■ What the exercise asks ■
Would you transcribe all of the data exactly, down to the last character?

(begin)

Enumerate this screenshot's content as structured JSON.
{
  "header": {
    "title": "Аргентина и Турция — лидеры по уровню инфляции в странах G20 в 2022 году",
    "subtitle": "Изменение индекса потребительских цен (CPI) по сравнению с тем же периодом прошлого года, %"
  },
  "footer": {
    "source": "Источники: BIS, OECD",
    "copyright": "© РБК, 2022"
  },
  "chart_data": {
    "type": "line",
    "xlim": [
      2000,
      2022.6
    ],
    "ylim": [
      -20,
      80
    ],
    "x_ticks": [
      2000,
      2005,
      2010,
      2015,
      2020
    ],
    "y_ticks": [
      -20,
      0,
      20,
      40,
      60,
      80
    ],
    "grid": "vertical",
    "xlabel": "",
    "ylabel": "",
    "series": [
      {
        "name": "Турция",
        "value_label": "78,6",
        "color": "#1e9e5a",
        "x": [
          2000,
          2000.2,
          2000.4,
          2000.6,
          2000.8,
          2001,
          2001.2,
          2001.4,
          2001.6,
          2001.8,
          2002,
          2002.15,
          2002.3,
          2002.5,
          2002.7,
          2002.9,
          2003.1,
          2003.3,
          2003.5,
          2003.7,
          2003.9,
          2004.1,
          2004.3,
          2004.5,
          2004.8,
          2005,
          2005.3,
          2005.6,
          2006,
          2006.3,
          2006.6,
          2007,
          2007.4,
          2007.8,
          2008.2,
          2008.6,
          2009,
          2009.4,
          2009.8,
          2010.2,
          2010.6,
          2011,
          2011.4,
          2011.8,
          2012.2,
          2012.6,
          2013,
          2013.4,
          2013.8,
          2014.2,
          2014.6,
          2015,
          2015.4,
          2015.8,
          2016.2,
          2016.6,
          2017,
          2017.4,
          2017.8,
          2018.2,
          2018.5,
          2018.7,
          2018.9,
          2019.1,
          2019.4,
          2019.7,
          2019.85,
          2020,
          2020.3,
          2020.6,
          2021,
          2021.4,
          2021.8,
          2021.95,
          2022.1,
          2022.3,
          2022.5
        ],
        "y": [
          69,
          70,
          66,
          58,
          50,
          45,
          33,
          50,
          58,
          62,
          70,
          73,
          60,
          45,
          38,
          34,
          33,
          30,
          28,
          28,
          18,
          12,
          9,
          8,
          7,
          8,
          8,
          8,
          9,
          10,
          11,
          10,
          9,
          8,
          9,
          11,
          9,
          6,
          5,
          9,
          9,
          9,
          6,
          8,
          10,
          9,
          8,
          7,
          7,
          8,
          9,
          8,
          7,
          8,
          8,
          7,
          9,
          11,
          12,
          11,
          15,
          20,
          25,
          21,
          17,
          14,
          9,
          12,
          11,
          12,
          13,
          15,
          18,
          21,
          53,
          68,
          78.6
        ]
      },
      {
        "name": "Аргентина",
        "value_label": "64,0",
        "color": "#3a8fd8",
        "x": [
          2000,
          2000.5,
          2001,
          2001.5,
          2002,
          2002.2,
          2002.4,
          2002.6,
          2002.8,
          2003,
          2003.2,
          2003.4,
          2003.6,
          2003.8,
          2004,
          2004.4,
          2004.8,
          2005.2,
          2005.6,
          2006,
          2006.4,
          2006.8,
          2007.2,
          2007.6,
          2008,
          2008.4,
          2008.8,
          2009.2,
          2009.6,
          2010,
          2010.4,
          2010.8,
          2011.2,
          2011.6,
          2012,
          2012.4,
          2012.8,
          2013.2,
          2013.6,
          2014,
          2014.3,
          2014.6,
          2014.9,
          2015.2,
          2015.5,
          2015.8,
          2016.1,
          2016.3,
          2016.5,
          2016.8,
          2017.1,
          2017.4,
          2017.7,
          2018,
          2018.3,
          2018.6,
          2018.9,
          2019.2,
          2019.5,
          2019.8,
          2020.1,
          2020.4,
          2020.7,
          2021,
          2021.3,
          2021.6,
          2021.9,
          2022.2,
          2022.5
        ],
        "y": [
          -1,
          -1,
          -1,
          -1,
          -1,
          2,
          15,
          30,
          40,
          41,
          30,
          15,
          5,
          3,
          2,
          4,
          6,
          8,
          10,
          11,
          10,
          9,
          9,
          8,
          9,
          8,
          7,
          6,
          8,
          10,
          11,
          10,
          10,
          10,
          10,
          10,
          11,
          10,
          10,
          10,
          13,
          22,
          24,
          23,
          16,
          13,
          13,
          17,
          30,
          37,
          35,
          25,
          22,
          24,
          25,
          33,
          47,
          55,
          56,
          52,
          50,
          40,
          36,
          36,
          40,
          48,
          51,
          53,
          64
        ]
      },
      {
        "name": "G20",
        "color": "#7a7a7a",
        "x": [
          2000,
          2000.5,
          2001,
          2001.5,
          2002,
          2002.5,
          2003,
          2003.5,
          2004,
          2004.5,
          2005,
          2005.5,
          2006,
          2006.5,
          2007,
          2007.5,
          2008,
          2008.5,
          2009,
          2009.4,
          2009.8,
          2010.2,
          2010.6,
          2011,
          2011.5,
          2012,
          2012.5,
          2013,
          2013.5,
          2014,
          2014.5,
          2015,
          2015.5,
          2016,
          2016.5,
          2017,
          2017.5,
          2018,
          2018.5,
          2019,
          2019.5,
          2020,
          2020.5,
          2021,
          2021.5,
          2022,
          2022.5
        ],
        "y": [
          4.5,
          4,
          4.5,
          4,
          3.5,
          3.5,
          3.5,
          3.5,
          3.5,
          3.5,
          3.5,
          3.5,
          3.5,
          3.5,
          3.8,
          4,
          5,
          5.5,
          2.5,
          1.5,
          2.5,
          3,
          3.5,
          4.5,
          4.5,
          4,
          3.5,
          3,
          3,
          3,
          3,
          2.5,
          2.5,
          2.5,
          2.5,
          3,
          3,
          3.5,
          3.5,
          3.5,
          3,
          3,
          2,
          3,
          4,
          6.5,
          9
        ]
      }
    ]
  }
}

(end)

■ Full response ■
Enumerate this screenshot's content as structured JSON.
{
  "header": {
    "title": "Аргентина и Турция — лидеры по уровню инфляции в странах G20 в 2022 году",
    "subtitle": "Изменение индекса потребительских цен (CPI) по сравнению с тем же периодом прошлого года, %"
  },
  "footer": {
    "source": "Источники: BIS, OECD",
    "copyright": "© РБК, 2022"
  },
  "chart_data": {
    "type": "line",
    "xlim": [
      2000,
      2022.6
    ],
    "ylim": [
      -20,
      80
    ],
    "x_ticks": [
      2000,
      2005,
      2010,
      2015,
      2020
    ],
    "y_ticks": [
      -20,
      0,
      20,
      40,
      60,
      80
    ],
    "grid": "vertical",
    "xlabel": "",
    "ylabel": "",
    "series": [
      {
        "name": "Турция",
        "value_label": "78,6",
        "color": "#1e9e5a",
        "x": [
          2000,
          2000.2,
          2000.4,
          2000.6,
          2000.8,
          2001,
          2001.2,
          2001.4,
          2001.6,
          2001.8,
          2002,
          2002.15,
          2002.3,
          2002.5,
          2002.7,
          2002.9,
          2003.1,
          2003.3,
          2003.5,
          2003.7,
          2003.9,
          2004.1,
          2004.3,
          2004.5,
          2004.8,
          2005,
          2005.3,
          2005.6,
          2006,
          2006.3,
          2006.6,
          2007,
          2007.4,
          2007.8,
          2008.2,
          2008.6,
          2009,
          2009.4,
          2009.8,
          2010.2,
          2010.6,
          2011,
          2011.4,
          2011.8,
          2012.2,
          2012.6,
          2013,
          2013.4,
          2013.8,
          2014.2,
          2014.6,
          2015,
          2015.4,
          2015.8,
          2016.2,
          2016.6,
          2017,
          2017.4,
          2017.8,
          2018.2,
          2018.5,
          2018.7,
          2018.9,
          2019.1,
          2019.4,
          2019.7,
          2019.85,
          2020,
          2020.3,
          2020.6,
          2021,
          2021.4,
          2021.8,
          2021.95,
          2022.1,
          2022.3,
          2022.5
        ],
        "y": [
          69,
          70,
          66,
          58,
          50,
          45,
          33,
          50,
          58,
          62,
          70,
          73,
          60,
          45,
          38,
          34,
          33,
          30,
          28,
          28,
          18,
          12,
          9,
          8,
          7,
          8,
          8,
          8,
          9,
          10,
          11,
          10,
          9,
          8,
          9,
          11,
          9,
          6,
          5,
          9,
          9,
          9,
          6,
          8,
          10,
          9,
          8,
          7,
          7,
          8,
          9,
          8,
          7,
          8,
          8,
          7,
          9,
          11,
          12,
          11,
          15,
          20,
          25,
          21,
          17,
          14,
          9,
          12,
          11,
          12,
          13,
          15,
          18,
          21,
          53,
          68,
          78.6
        ]
      },
      {
        "name": "Аргентина",
        "value_label": "64,0",
        "color": "#3a8fd8",
        "x": [
          2000,
          2000.5,
          2001,
          2001.5,
          2002,
          2002.2,
          2002.4,
          2002.6,
          2002.8,
          2003,
          2003.2,
          2003.4,
          2003.6,
          2003.8,
          2004,
          2004.4,
          2004.8,
          2005.2,
          2005.6,
          2006,
          2006.4,
          2006.8,
          2007.2,
          2007.6,
          2008,
          2008.4,
          2008.8,
          2009.2,
          2009.6,
          2010,
          2010.4,
          2010.8,
          2011.2,
          2011.6,
          2012,
          2012.4,
          2012.8,
          2013.2,
          2013.6,
          2014,
          2014.3,
          2014.6,
          2014.9,
          2015.2,
          2015.5,
          2015.8,
          2016.1,
          2016.3,
          2016.5,
          2016.8,
          2017.1,
          2017.4,
          2017.7,
          2018,
          2018.3,
          2018.6,
          2018.9,
          2019.2,
          2019.5,
          2019.8,
          2020.1,
          2020.4,
          2020.7,
          2021,
          2021.3,
          2021.6,
          2021.9,
          2022.2,
          2022.5
        ],
        "y": [
          -1,
          -1,
          -1,
          -1,
          -1,
          2,
          15,
          30,
          40,
          41,
          30,
          15,
          5,
          3,
          2,
          4,
          6,
          8,
          10,
          11,
          10,
          9,
          9,
          8,
          9,
          8,
          7,
          6,
          8,
          10,
          11,
          10,
          10,
          10,
          10,
          10,
          11,
          10,
          10,
          10,
          13,
          22,
          24,
          23,
          16,
          13,
          13,
          17,
          30,
          37,
          35,
          25,
          22,
          24,
          25,
          33,
          47,
          55,
          56,
          52,
          50,
          40,
          36,
          36,
          40,
          48,
          51,
          53,
          64
        ]
      },
      {
        "name": "G20",
        "color": "#7a7a7a",
        "x": [
          2000,
          2000.5,
          2001,
          2001.5,
          2002,
          2002.5,
          2003,
          2003.5,
          2004,
          2004.5,
          2005,
          2005.5,
          2006,
          2006.5,
          2007,
          2007.5,
          2008,
          2008.5,
          2009,
          2009.4,
          2009.8,
          2010.2,
          2010.6,
          2011,
          2011.5,
          2012,
          2012.5,
          2013,
          2013.5,
          2014,
          2014.5,
          2015,
          2015.5,
          2016,
          2016.5,
          2017,
          2017.5,
          2018,
          2018.5,
          2019,
          2019.5,
          2020,
          2020.5,
          2021,
          2021.5,
          2022,
          2022.5
        ],
        "y": [
          4.5,
          4,
          4.5,
          4,
          3.5,
          3.5,
          3.5,
          3.5,
          3.5,
          3.5,
          3.5,
          3.5,
          3.5,
          3.5,
          3.8,
          4,
          5,
          5.5,
          2.5,
          1.5,
          2.5,
          3,
          3.5,
          4.5,
          4.5,
          4,
          3.5,
          3,
          3,
          3,
          3,
          2.5,
          2.5,
          2.5,
          2.5,
          3,
          3,
          3.5,
          3.5,
          3.5,
          3,
          3,
          2,
          3,
          4,
          6.5,
          9
        ]
      }
    ]
  }
}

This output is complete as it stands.